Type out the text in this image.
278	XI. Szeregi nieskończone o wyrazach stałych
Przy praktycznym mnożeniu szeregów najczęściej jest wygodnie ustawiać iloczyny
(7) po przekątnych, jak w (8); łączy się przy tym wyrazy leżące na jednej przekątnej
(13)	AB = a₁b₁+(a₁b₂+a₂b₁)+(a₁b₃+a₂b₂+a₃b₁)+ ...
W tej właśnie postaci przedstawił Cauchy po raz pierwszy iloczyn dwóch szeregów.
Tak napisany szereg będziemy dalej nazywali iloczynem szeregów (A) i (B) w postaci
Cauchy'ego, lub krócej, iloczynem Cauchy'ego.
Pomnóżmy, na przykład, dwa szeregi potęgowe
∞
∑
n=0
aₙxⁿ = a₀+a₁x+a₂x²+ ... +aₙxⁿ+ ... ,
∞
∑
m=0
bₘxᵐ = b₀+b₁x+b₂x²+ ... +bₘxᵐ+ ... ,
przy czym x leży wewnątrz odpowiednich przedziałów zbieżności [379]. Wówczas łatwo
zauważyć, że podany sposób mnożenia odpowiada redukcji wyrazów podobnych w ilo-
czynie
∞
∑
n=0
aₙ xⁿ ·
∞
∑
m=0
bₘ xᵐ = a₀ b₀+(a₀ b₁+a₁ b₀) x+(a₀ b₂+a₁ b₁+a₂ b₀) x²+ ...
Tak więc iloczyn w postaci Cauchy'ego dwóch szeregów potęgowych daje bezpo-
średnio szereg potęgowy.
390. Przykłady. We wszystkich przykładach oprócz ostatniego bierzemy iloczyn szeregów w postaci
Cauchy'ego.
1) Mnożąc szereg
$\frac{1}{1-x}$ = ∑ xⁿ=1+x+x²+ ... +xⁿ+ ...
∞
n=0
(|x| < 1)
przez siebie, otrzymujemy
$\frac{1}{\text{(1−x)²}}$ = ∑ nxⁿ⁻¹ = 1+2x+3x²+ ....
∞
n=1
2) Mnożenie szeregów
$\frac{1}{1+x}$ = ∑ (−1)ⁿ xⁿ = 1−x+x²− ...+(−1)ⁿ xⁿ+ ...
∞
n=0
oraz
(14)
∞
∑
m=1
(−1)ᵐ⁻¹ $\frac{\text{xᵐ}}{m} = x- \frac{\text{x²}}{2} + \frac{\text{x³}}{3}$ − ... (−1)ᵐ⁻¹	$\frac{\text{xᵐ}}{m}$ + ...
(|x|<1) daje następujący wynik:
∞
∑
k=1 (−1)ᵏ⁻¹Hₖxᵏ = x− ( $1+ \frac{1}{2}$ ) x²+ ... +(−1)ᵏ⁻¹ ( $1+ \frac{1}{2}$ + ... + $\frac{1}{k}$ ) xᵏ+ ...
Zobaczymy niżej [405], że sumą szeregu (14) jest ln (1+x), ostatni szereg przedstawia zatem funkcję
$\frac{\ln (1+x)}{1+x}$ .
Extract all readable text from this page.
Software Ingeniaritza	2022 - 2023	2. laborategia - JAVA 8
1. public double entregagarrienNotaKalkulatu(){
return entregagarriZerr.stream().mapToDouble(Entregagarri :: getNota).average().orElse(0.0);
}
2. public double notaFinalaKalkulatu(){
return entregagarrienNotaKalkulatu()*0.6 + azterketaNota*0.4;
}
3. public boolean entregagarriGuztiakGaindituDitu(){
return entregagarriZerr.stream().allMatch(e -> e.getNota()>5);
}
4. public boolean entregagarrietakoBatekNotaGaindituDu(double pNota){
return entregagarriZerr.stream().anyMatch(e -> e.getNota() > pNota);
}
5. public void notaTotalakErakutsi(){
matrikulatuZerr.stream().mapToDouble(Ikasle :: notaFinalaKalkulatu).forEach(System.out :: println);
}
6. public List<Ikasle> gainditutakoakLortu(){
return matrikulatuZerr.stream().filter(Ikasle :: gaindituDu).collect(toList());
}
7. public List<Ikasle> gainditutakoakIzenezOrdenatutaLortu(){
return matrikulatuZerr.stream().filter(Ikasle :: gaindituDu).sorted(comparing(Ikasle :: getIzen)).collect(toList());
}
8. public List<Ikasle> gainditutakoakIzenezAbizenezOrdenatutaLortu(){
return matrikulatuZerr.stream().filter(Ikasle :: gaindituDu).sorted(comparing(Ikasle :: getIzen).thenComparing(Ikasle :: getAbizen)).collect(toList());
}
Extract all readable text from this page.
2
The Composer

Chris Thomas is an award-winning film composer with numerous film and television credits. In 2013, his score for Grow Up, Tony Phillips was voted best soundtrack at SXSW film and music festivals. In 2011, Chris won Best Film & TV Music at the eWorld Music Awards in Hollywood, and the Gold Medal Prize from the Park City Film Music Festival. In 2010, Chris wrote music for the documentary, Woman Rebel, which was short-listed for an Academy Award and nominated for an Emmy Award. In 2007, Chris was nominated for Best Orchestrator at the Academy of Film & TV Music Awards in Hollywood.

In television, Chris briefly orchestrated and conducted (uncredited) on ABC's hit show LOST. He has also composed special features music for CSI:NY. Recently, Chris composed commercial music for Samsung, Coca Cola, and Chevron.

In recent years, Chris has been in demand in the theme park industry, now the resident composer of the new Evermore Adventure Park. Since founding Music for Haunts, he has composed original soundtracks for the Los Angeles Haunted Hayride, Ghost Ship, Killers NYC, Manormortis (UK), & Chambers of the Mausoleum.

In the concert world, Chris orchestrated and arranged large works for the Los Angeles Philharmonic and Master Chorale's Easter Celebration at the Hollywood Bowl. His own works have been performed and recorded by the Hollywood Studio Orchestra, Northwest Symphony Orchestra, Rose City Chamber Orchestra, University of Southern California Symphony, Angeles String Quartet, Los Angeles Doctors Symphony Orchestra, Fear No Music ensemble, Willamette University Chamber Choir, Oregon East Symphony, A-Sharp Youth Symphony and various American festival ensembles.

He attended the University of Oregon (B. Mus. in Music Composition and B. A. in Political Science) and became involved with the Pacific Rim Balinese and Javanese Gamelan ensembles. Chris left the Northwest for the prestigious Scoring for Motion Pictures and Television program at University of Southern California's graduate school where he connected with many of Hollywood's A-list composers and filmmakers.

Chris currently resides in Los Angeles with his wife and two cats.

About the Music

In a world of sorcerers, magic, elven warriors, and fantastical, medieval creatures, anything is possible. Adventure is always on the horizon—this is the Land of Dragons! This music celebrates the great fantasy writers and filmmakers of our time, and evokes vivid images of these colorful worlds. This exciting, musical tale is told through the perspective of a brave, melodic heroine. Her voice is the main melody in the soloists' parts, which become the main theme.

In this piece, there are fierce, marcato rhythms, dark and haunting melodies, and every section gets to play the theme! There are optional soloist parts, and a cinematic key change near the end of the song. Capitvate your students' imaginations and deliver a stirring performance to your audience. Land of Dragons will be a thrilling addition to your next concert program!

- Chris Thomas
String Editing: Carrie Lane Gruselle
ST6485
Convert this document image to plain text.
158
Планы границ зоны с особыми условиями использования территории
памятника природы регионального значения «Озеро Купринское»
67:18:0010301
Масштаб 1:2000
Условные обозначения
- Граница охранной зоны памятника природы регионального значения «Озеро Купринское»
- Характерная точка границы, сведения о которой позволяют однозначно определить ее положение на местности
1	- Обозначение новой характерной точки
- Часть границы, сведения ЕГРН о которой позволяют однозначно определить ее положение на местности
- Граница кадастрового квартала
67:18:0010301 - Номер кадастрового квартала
#####
■ SET TASK
In the entries above, find every line with the word "public" and list it.

■ RESULT OF THIS EXERCISE
1. public double entregagarrienNotaKalkulatu(){
2. public double notaFinalaKalkulatu(){
3. public boolean entregagarriGuztiakGaindituDitu(){
4. public boolean entregagarrietakoBatekNotaGaindituDu(double pNota){
5. public void notaTotalakErakutsi(){
6. public List<Ikasle> gainditutakoakLortu(){
7. public List<Ikasle> gainditutakoakIzenezOrdenatutaLortu(){
8. public List<Ikasle> gainditutakoakIzenezAbizenezOrdenatutaLortu(){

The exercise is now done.